## [Stated task]
Skip every image and restate the data word for word.

## [Available data]

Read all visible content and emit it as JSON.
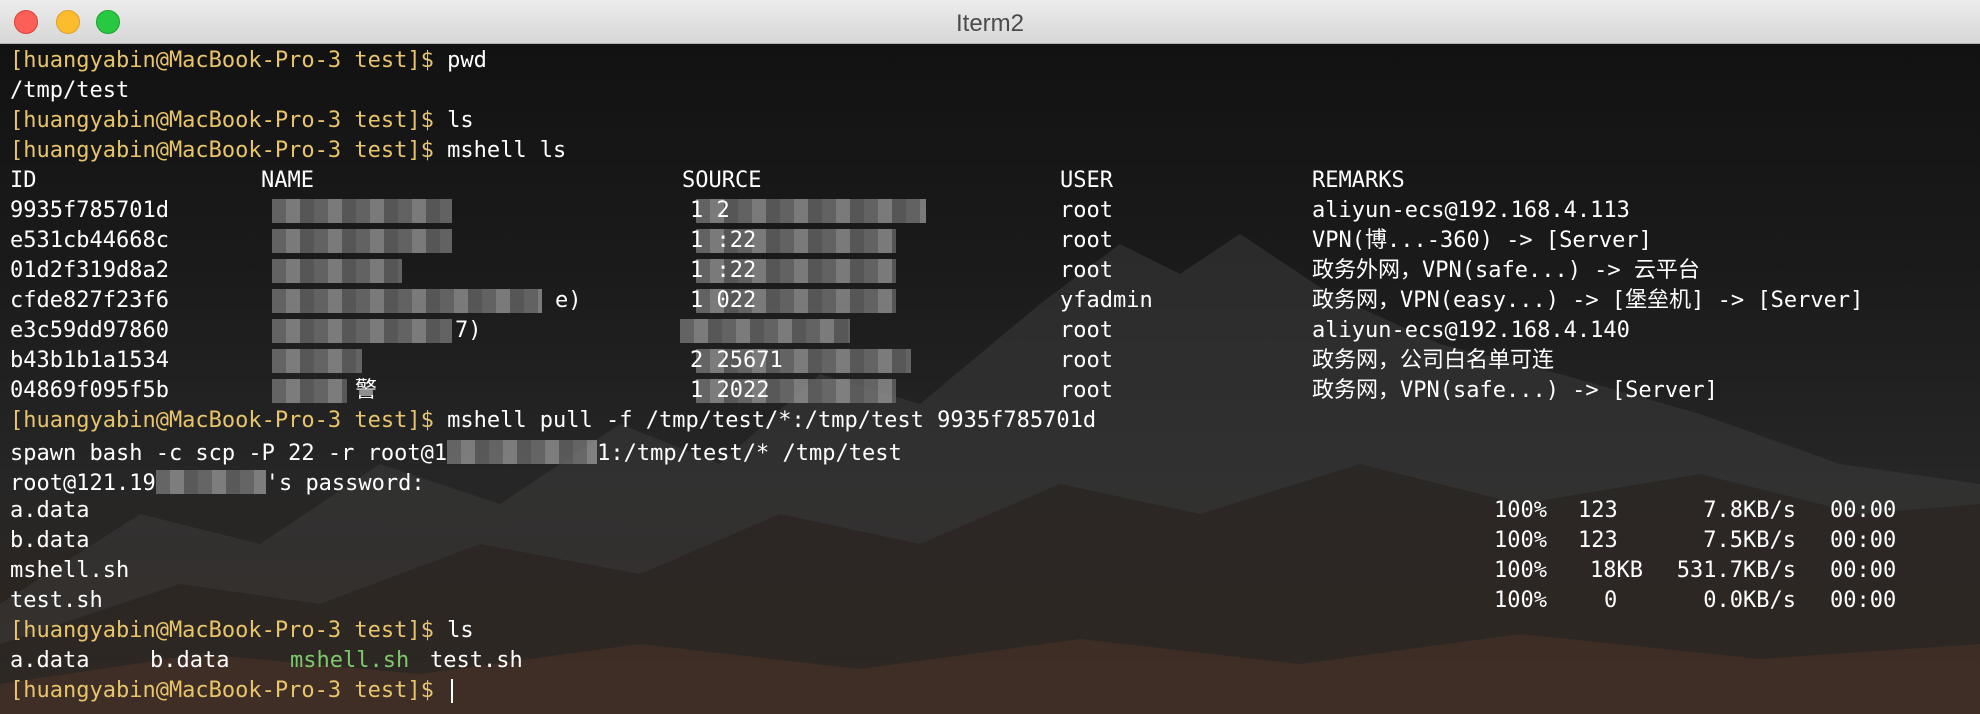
{
  "window": {
    "title": "Iterm2"
  },
  "prompt": "[huangyabin@MacBook-Pro-3 test]$",
  "session": {
    "l1_cmd": "pwd",
    "l2_out": "/tmp/test",
    "l3_cmd": "ls",
    "l4_cmd": "mshell ls",
    "table": {
      "headers": [
        "ID",
        "NAME",
        "SOURCE",
        "USER",
        "REMARKS"
      ],
      "rows": [
        {
          "id": "9935f785701d",
          "name": "",
          "source": "1 2",
          "user": "root",
          "remarks": "aliyun-ecs@192.168.4.113"
        },
        {
          "id": "e531cb44668c",
          "name": "",
          "source": "1 :22",
          "user": "root",
          "remarks": "VPN(博...-360) -> [Server]"
        },
        {
          "id": "01d2f319d8a2",
          "name": "",
          "source": "1 :22",
          "user": "root",
          "remarks": "政务外网，VPN(safe...) -> 云平台"
        },
        {
          "id": "cfde827f23f6",
          "name": "e)",
          "source": "1 022",
          "user": "yfadmin",
          "remarks": "政务网，VPN(easy...) -> [堡垒机] -> [Server]"
        },
        {
          "id": "e3c59dd97860",
          "name": "7)",
          "source": "",
          "user": "root",
          "remarks": "aliyun-ecs@192.168.4.140"
        },
        {
          "id": "b43b1b1a1534",
          "name": "",
          "source": "2 25671",
          "user": "root",
          "remarks": "政务网，公司白名单可连"
        },
        {
          "id": "04869f095f5b",
          "name": "警",
          "source": "1 2022",
          "user": "root",
          "remarks": "政务网，VPN(safe...) -> [Server]"
        }
      ]
    },
    "pull_cmd": "mshell pull -f /tmp/test/*:/tmp/test 9935f785701d",
    "spawn_a": "spawn bash -c scp -P 22 -r root@1",
    "spawn_b": "1:/tmp/test/* /tmp/test",
    "pwd_a": "root@121.19",
    "pwd_b": "'s password:",
    "transfers": [
      {
        "file": "a.data",
        "pct": "100%",
        "size": "123",
        "rate": "7.8KB/s",
        "time": "00:00"
      },
      {
        "file": "b.data",
        "pct": "100%",
        "size": "123",
        "rate": "7.5KB/s",
        "time": "00:00"
      },
      {
        "file": "mshell.sh",
        "pct": "100%",
        "size": "18KB",
        "rate": "531.7KB/s",
        "time": "00:00"
      },
      {
        "file": "test.sh",
        "pct": "100%",
        "size": "0",
        "rate": "0.0KB/s",
        "time": "00:00"
      }
    ],
    "ls2_cmd": "ls",
    "ls_files": [
      "a.data",
      "b.data",
      "mshell.sh",
      "test.sh"
    ]
  },
  "colors": {
    "prompt": "#e8c46a",
    "exec_file": "#7ec96b",
    "text": "#ffffff"
  }
}
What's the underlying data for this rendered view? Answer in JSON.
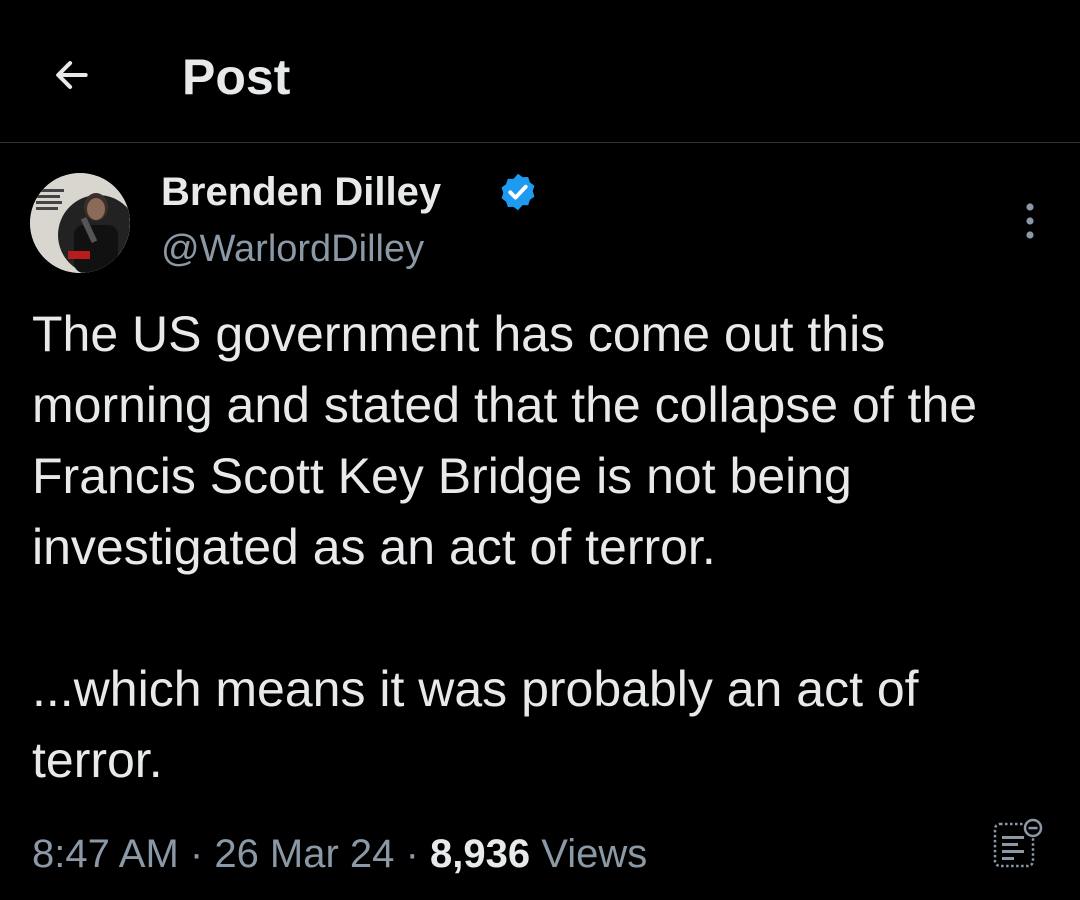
{
  "header": {
    "title": "Post",
    "back_icon": "arrow-left-icon"
  },
  "post": {
    "author": {
      "name": "Brenden Dilley",
      "handle": "@WarlordDilley",
      "verified": true,
      "verified_color": "#1d9bf0",
      "avatar_icon": "profile-photo"
    },
    "text": "The US government has come out this morning and stated that the collapse of the Francis Scott Key Bridge is not being investigated as an act of terror.\n\n...which means it was probably an act of terror.",
    "time": "8:47 AM",
    "date": "26 Mar 24",
    "views_count": "8,936",
    "views_label": "Views",
    "more_icon": "more-vertical-icon",
    "analytics_icon": "analytics-icon"
  },
  "colors": {
    "background": "#000000",
    "primary_text": "#e7e9ea",
    "secondary_text": "#8b98a5",
    "divider": "#2f3336",
    "accent": "#1d9bf0"
  }
}
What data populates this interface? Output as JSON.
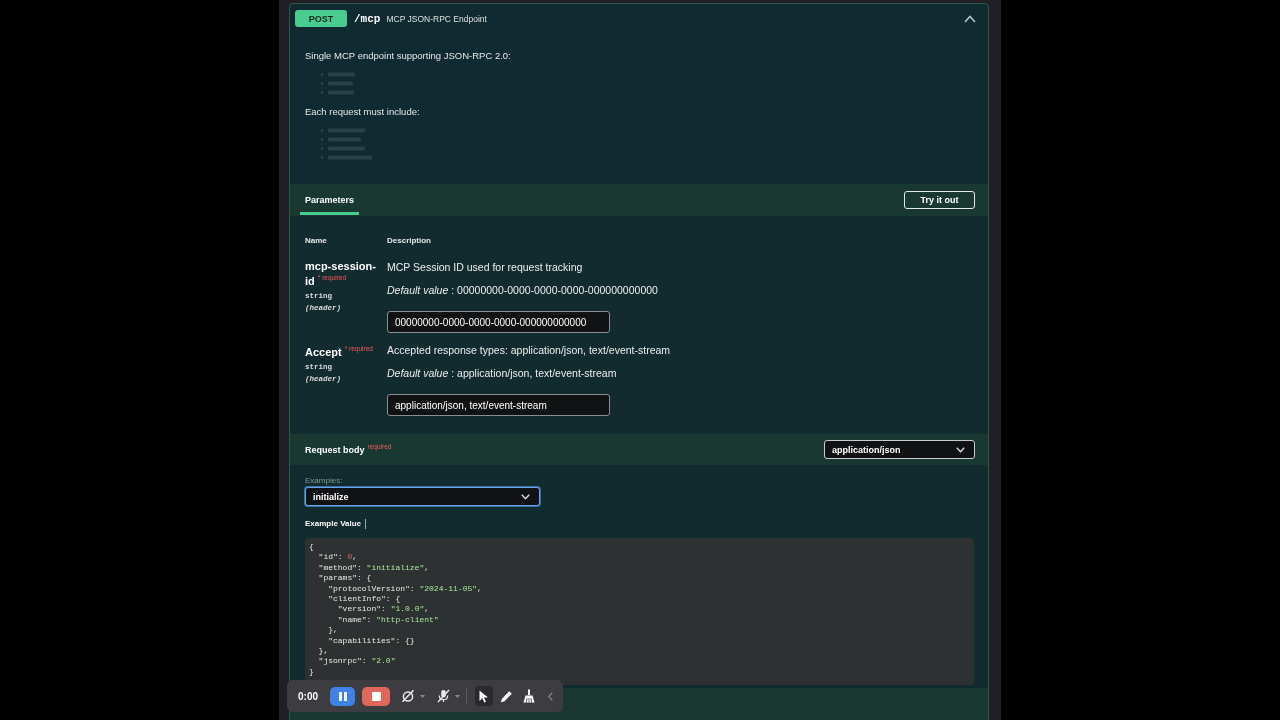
{
  "operation": {
    "method": "POST",
    "path": "/mcp",
    "summary": "MCP JSON-RPC Endpoint",
    "expanded": true
  },
  "description": [
    {
      "kind": "paragraph",
      "text": "Single MCP endpoint supporting JSON-RPC 2.0:"
    },
    {
      "kind": "faded_list"
    },
    {
      "kind": "paragraph",
      "text": "Each request must include:"
    },
    {
      "kind": "faded_list"
    }
  ],
  "parameters": {
    "tabs": [
      {
        "label": "Parameters",
        "selected": true
      }
    ],
    "try_button": "Try it out",
    "columns": [
      "Name",
      "Description"
    ],
    "rows": [
      {
        "name": "mcp-session-id",
        "required_label": "* required",
        "type": "string",
        "location": "(header)",
        "description": "MCP Session ID used for request tracking",
        "default": "*Default value* : 00000000-0000-0000-0000-000000000000",
        "value": "00000000-0000-0000-0000-000000000000"
      },
      {
        "name": "Accept",
        "required_label": "* required",
        "type": "string",
        "location": "(header)",
        "description": "Accepted response types: application/json, text/event-stream",
        "default": "*Default value* : application/json, text/event-stream",
        "value": "application/json, text/event-stream"
      }
    ]
  },
  "request_body": {
    "title": "Request body",
    "required_label": "required",
    "content_type": "application/json",
    "examples_label": "Examples:",
    "example": {
      "value": "initialize",
      "focused": true
    },
    "example_tabs": [
      {
        "label": "Example Value",
        "selected": true
      }
    ],
    "code": [
      [
        {
          "kind": "plain",
          "text": "{"
        }
      ],
      [
        {
          "kind": "plain",
          "text": "  \"id\": "
        },
        {
          "kind": "number",
          "text": "0"
        },
        {
          "kind": "plain",
          "text": ","
        }
      ],
      [
        {
          "kind": "plain",
          "text": "  \"method\": "
        },
        {
          "kind": "string",
          "text": "\"initialize\""
        },
        {
          "kind": "plain",
          "text": ","
        }
      ],
      [
        {
          "kind": "plain",
          "text": "  \"params\": {"
        }
      ],
      [
        {
          "kind": "plain",
          "text": "    \"protocolVersion\": "
        },
        {
          "kind": "string",
          "text": "\"2024-11-05\""
        },
        {
          "kind": "plain",
          "text": ","
        }
      ],
      [
        {
          "kind": "plain",
          "text": "    \"clientInfo\": {"
        }
      ],
      [
        {
          "kind": "plain",
          "text": "      \"version\": "
        },
        {
          "kind": "string",
          "text": "\"1.0.0\""
        },
        {
          "kind": "plain",
          "text": ","
        }
      ],
      [
        {
          "kind": "plain",
          "text": "      \"name\": "
        },
        {
          "kind": "string",
          "text": "\"http-client\""
        }
      ],
      [
        {
          "kind": "plain",
          "text": "    },"
        }
      ],
      [
        {
          "kind": "plain",
          "text": "    \"capabilities\": {}"
        }
      ],
      [
        {
          "kind": "plain",
          "text": "  },"
        }
      ],
      [
        {
          "kind": "plain",
          "text": "  \"jsonrpc\": "
        },
        {
          "kind": "string",
          "text": "\"2.0\""
        }
      ],
      [
        {
          "kind": "plain",
          "text": "}"
        }
      ]
    ]
  },
  "recorder": {
    "time": "0:00"
  }
}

## [Result for this exercise]
Read all visible content and emit it as JSON.
{
  "window": {
    "title": "Iterm2"
  },
  "prompt": "[huangyabin@MacBook-Pro-3 test]$",
  "session": {
    "l1_cmd": "pwd",
    "l2_out": "/tmp/test",
    "l3_cmd": "ls",
    "l4_cmd": "mshell ls",
    "table": {
      "headers": [
        "ID",
        "NAME",
        "SOURCE",
        "USER",
        "REMARKS"
      ],
      "rows": [
        {
          "id": "9935f785701d",
          "name": "",
          "source": "1 2",
          "user": "root",
          "remarks": "aliyun-ecs@192.168.4.113"
        },
        {
          "id": "e531cb44668c",
          "name": "",
          "source": "1 :22",
          "user": "root",
          "remarks": "VPN(博...-360) -> [Server]"
        },
        {
          "id": "01d2f319d8a2",
          "name": "",
          "source": "1 :22",
          "user": "root",
          "remarks": "政务外网，VPN(safe...) -> 云平台"
        },
        {
          "id": "cfde827f23f6",
          "name": "e)",
          "source": "1 022",
          "user": "yfadmin",
          "remarks": "政务网，VPN(easy...) -> [堡垒机] -> [Server]"
        },
        {
          "id": "e3c59dd97860",
          "name": "7)",
          "source": "",
          "user": "root",
          "remarks": "aliyun-ecs@192.168.4.140"
        },
        {
          "id": "b43b1b1a1534",
          "name": "",
          "source": "2 25671",
          "user": "root",
          "remarks": "政务网，公司白名单可连"
        },
        {
          "id": "04869f095f5b",
          "name": "警",
          "source": "1 2022",
          "user": "root",
          "remarks": "政务网，VPN(safe...) -> [Server]"
        }
      ]
    },
    "pull_cmd": "mshell pull -f /tmp/test/*:/tmp/test 9935f785701d",
    "spawn_a": "spawn bash -c scp -P 22 -r root@1",
    "spawn_b": "1:/tmp/test/* /tmp/test",
    "pwd_a": "root@121.19",
    "pwd_b": "'s password:",
    "transfers": [
      {
        "file": "a.data",
        "pct": "100%",
        "size": "123",
        "rate": "7.8KB/s",
        "time": "00:00"
      },
      {
        "file": "b.data",
        "pct": "100%",
        "size": "123",
        "rate": "7.5KB/s",
        "time": "00:00"
      },
      {
        "file": "mshell.sh",
        "pct": "100%",
        "size": "18KB",
        "rate": "531.7KB/s",
        "time": "00:00"
      },
      {
        "file": "test.sh",
        "pct": "100%",
        "size": "0",
        "rate": "0.0KB/s",
        "time": "00:00"
      }
    ],
    "ls2_cmd": "ls",
    "ls_files": [
      "a.data",
      "b.data",
      "mshell.sh",
      "test.sh"
    ]
  },
  "colors": {
    "prompt": "#e8c46a",
    "exec_file": "#7ec96b",
    "text": "#ffffff"
  }
}
What's the underlying data for this rendered view? Answer in JSON.
{
  "header": {
    "title": "Post",
    "back_icon": "arrow-left-icon"
  },
  "post": {
    "author": {
      "name": "Brenden Dilley",
      "handle": "@WarlordDilley",
      "verified": true,
      "verified_color": "#1d9bf0",
      "avatar_icon": "profile-photo"
    },
    "text": "The US government has come out this morning and stated that the collapse of the Francis Scott Key Bridge is not being investigated as an act of terror.\n\n...which means it was probably an act of terror.",
    "time": "8:47 AM",
    "date": "26 Mar 24",
    "views_count": "8,936",
    "views_label": "Views",
    "more_icon": "more-vertical-icon",
    "analytics_icon": "analytics-icon"
  },
  "colors": {
    "background": "#000000",
    "primary_text": "#e7e9ea",
    "secondary_text": "#8b98a5",
    "divider": "#2f3336",
    "accent": "#1d9bf0"
  }
}
What data populates this interface? Output as JSON.
{
  "operation": {
    "method": "POST",
    "path": "/mcp",
    "summary": "MCP JSON-RPC Endpoint",
    "expanded": true
  },
  "description": [
    {
      "kind": "paragraph",
      "text": "Single MCP endpoint supporting JSON-RPC 2.0:"
    },
    {
      "kind": "faded_list"
    },
    {
      "kind": "paragraph",
      "text": "Each request must include:"
    },
    {
      "kind": "faded_list"
    }
  ],
  "parameters": {
    "tabs": [
      {
        "label": "Parameters",
        "selected": true
      }
    ],
    "try_button": "Try it out",
    "columns": [
      "Name",
      "Description"
    ],
    "rows": [
      {
        "name": "mcp-session-id",
        "required_label": "* required",
        "type": "string",
        "location": "(header)",
        "description": "MCP Session ID used for request tracking",
        "default": "*Default value* : 00000000-0000-0000-0000-000000000000",
        "value": "00000000-0000-0000-0000-000000000000"
      },
      {
        "name": "Accept",
        "required_label": "* required",
        "type": "string",
        "location": "(header)",
        "description": "Accepted response types: application/json, text/event-stream",
        "default": "*Default value* : application/json, text/event-stream",
        "value": "application/json, text/event-stream"
      }
    ]
  },
  "request_body": {
    "title": "Request body",
    "required_label": "required",
    "content_type": "application/json",
    "examples_label": "Examples:",
    "example": {
      "value": "initialize",
      "focused": true
    },
    "example_tabs": [
      {
        "label": "Example Value",
        "selected": true
      }
    ],
    "code": [
      [
        {
          "kind": "plain",
          "text": "{"
        }
      ],
      [
        {
          "kind": "plain",
          "text": "  \"id\": "
        },
        {
          "kind": "number",
          "text": "0"
        },
        {
          "kind": "plain",
          "text": ","
        }
      ],
      [
        {
          "kind": "plain",
          "text": "  \"method\": "
        },
        {
          "kind": "string",
          "text": "\"initialize\""
        },
        {
          "kind": "plain",
          "text": ","
        }
      ],
      [
        {
          "kind": "plain",
          "text": "  \"params\": {"
        }
      ],
      [
        {
          "kind": "plain",
          "text": "    \"protocolVersion\": "
        },
        {
          "kind": "string",
          "text": "\"2024-11-05\""
        },
        {
          "kind": "plain",
          "text": ","
        }
      ],
      [
        {
          "kind": "plain",
          "text": "    \"clientInfo\": {"
        }
      ],
      [
        {
          "kind": "plain",
          "text": "      \"version\": "
        },
        {
          "kind": "string",
          "text": "\"1.0.0\""
        },
        {
          "kind": "plain",
          "text": ","
        }
      ],
      [
        {
          "kind": "plain",
          "text": "      \"name\": "
        },
        {
          "kind": "string",
          "text": "\"http-client\""
        }
      ],
      [
        {
          "kind": "plain",
          "text": "    },"
        }
      ],
      [
        {
          "kind": "plain",
          "text": "    \"capabilities\": {}"
        }
      ],
      [
        {
          "kind": "plain",
          "text": "  },"
        }
      ],
      [
        {
          "kind": "plain",
          "text": "  \"jsonrpc\": "
        },
        {
          "kind": "string",
          "text": "\"2.0\""
        }
      ],
      [
        {
          "kind": "plain",
          "text": "}"
        }
      ]
    ]
  },
  "recorder": {
    "time": "0:00"
  }
}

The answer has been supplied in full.